Begin PROVIDED INFORMATION

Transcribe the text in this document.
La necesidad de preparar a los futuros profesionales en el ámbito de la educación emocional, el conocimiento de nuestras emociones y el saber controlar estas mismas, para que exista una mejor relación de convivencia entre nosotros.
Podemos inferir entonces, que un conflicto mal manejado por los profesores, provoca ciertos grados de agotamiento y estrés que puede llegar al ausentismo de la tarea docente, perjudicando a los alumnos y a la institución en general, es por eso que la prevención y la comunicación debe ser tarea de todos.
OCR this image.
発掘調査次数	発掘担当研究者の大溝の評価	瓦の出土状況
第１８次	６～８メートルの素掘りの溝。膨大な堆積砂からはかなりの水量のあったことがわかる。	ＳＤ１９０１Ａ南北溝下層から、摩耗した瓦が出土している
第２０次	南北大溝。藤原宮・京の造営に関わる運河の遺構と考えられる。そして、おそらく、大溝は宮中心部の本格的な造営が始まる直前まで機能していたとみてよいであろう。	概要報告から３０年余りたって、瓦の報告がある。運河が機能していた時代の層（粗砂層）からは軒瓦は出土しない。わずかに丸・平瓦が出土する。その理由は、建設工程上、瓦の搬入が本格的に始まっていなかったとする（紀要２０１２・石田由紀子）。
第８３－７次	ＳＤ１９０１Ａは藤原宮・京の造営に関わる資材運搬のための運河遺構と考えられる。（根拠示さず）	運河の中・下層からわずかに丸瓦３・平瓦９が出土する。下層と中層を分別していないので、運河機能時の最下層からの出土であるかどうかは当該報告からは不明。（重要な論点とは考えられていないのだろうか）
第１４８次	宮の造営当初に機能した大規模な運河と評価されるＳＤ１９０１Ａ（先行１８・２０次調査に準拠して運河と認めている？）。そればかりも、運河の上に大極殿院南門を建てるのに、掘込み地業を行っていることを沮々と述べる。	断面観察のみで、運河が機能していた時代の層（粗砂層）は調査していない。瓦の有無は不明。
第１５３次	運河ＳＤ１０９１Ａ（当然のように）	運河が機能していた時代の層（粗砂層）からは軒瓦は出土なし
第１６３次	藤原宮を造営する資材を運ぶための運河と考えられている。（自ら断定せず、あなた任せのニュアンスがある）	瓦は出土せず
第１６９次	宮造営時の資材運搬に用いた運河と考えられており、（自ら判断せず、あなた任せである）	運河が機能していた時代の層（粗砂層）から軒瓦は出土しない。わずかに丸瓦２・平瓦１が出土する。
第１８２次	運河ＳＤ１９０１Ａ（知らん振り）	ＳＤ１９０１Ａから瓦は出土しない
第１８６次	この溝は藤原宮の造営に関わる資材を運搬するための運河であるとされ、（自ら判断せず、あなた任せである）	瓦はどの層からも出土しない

End PROVIDED INFORMATION

## TASK STATEMENT
Starting at the line that contains "OCR this image.", repeat each line exactly through the last one in the listing. Include both of those lines and nothing more.

## FULL OUTPUT
OCR this image.
発掘調査次数	発掘担当研究者の大溝の評価	瓦の出土状況
第１８次	６～８メートルの素掘りの溝。膨大な堆積砂からはかなりの水量のあったことがわかる。	ＳＤ１９０１Ａ南北溝下層から、摩耗した瓦が出土している
第２０次	南北大溝。藤原宮・京の造営に関わる運河の遺構と考えられる。そして、おそらく、大溝は宮中心部の本格的な造営が始まる直前まで機能していたとみてよいであろう。	概要報告から３０年余りたって、瓦の報告がある。運河が機能していた時代の層（粗砂層）からは軒瓦は出土しない。わずかに丸・平瓦が出土する。その理由は、建設工程上、瓦の搬入が本格的に始まっていなかったとする（紀要２０１２・石田由紀子）。
第８３－７次	ＳＤ１９０１Ａは藤原宮・京の造営に関わる資材運搬のための運河遺構と考えられる。（根拠示さず）	運河の中・下層からわずかに丸瓦３・平瓦９が出土する。下層と中層を分別していないので、運河機能時の最下層からの出土であるかどうかは当該報告からは不明。（重要な論点とは考えられていないのだろうか）
第１４８次	宮の造営当初に機能した大規模な運河と評価されるＳＤ１９０１Ａ（先行１８・２０次調査に準拠して運河と認めている？）。そればかりも、運河の上に大極殿院南門を建てるのに、掘込み地業を行っていることを沮々と述べる。	断面観察のみで、運河が機能していた時代の層（粗砂層）は調査していない。瓦の有無は不明。
第１５３次	運河ＳＤ１０９１Ａ（当然のように）	運河が機能していた時代の層（粗砂層）からは軒瓦は出土なし
第１６３次	藤原宮を造営する資材を運ぶための運河と考えられている。（自ら断定せず、あなた任せのニュアンスがある）	瓦は出土せず
第１６９次	宮造営時の資材運搬に用いた運河と考えられており、（自ら判断せず、あなた任せである）	運河が機能していた時代の層（粗砂層）から軒瓦は出土しない。わずかに丸瓦２・平瓦１が出土する。
第１８２次	運河ＳＤ１９０１Ａ（知らん振り）	ＳＤ１９０１Ａから瓦は出土しない
第１８６次	この溝は藤原宮の造営に関わる資材を運搬するための運河であるとされ、（自ら判断せず、あなた任せである）	瓦はどの層からも出土しない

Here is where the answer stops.